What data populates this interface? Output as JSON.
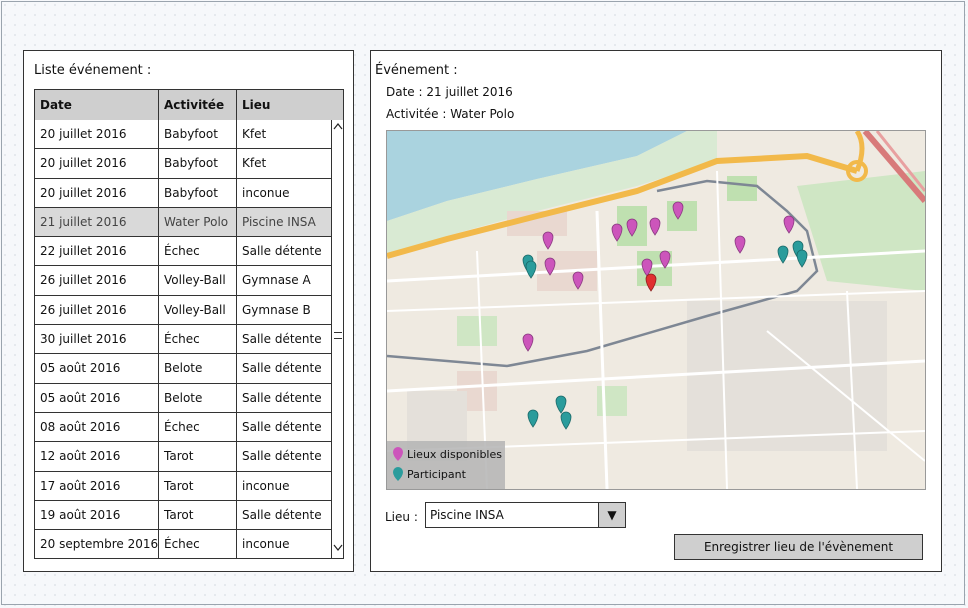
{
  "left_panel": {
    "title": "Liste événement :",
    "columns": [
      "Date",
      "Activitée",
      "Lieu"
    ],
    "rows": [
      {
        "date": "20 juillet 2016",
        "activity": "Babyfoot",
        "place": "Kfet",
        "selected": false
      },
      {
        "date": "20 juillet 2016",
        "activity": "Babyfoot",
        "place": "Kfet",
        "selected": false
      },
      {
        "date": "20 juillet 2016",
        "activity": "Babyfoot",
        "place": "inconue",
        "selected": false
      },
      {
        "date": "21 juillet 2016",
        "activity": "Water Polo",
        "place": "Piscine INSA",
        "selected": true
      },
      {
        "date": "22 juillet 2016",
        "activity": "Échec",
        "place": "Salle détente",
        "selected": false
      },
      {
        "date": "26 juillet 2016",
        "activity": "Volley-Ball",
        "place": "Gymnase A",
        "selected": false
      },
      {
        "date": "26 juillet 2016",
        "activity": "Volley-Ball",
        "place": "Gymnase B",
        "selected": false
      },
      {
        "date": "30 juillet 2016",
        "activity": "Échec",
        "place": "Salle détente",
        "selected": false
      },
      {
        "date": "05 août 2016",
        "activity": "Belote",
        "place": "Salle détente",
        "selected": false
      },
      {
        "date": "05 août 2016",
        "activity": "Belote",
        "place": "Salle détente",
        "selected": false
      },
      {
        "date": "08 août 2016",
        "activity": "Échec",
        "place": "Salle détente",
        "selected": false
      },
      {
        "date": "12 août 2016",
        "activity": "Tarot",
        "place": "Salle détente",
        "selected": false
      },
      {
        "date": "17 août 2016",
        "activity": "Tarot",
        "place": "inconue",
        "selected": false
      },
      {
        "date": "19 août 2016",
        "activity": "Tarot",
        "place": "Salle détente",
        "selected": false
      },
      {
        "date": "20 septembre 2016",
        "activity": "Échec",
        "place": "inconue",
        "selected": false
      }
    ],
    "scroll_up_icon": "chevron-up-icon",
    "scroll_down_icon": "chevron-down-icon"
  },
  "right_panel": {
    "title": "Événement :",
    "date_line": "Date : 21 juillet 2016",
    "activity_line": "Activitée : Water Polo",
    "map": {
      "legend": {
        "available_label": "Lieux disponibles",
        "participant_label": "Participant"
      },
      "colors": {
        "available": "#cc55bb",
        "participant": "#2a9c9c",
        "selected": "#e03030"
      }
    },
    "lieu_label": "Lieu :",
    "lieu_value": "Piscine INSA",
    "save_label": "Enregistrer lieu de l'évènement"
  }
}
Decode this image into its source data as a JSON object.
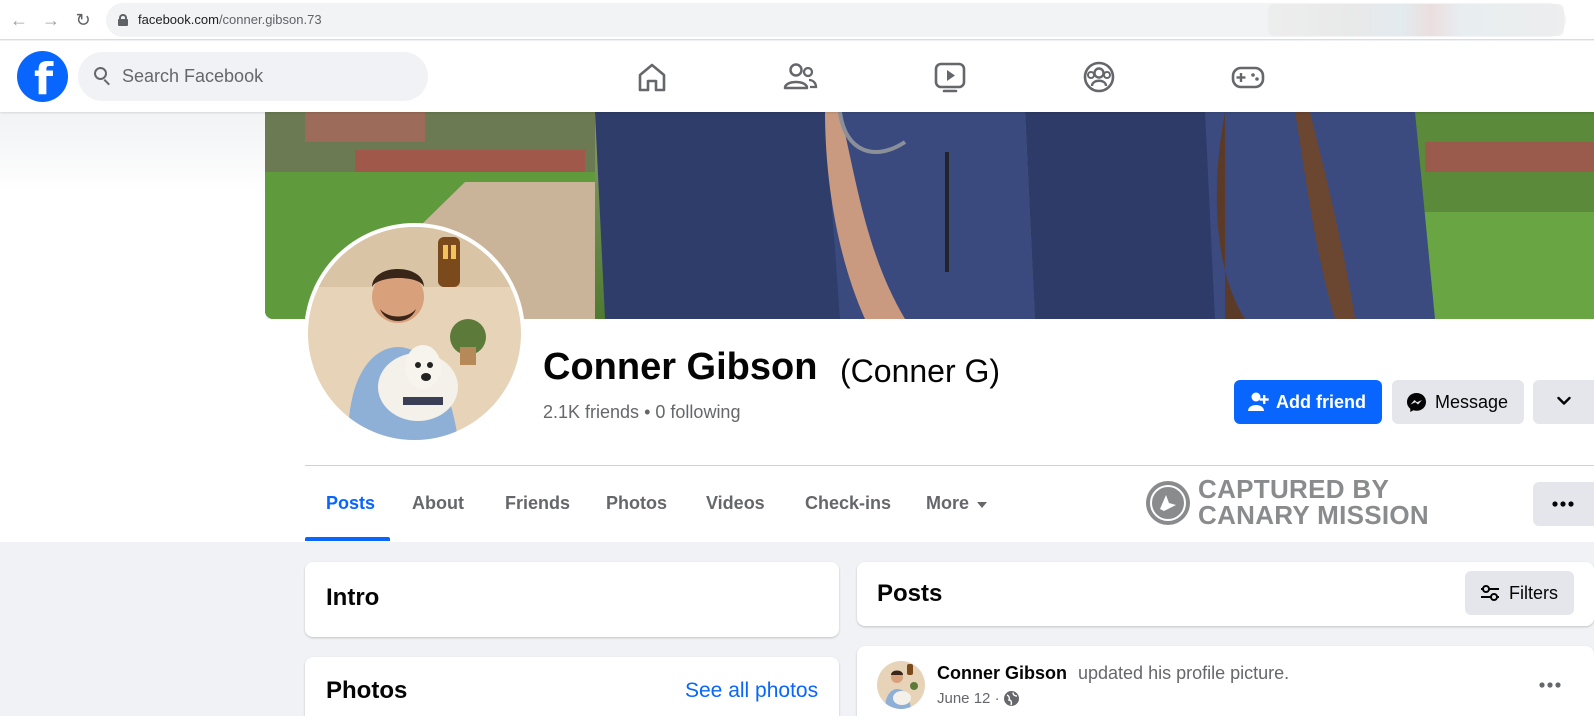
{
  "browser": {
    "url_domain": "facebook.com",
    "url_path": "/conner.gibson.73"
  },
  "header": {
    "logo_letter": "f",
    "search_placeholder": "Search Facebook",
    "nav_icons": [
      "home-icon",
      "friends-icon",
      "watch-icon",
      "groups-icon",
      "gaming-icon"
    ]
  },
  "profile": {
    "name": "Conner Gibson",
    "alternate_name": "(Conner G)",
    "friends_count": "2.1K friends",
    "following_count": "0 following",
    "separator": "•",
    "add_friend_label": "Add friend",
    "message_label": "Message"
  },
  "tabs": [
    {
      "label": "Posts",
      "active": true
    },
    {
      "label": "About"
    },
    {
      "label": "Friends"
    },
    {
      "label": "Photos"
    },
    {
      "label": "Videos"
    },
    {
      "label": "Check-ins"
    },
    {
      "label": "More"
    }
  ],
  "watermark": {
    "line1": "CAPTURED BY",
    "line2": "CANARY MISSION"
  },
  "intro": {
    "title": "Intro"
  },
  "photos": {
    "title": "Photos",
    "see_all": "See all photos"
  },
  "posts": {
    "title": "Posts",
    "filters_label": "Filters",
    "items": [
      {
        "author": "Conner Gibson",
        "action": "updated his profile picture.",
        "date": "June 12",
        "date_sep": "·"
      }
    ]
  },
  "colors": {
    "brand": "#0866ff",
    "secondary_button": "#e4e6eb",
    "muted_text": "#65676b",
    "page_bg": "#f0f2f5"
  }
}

+--

What needs to be done – Copy down every line of the entries containing the word "profile".

Response for this exercise –
  "profile": {
        "action": "updated his profile picture.",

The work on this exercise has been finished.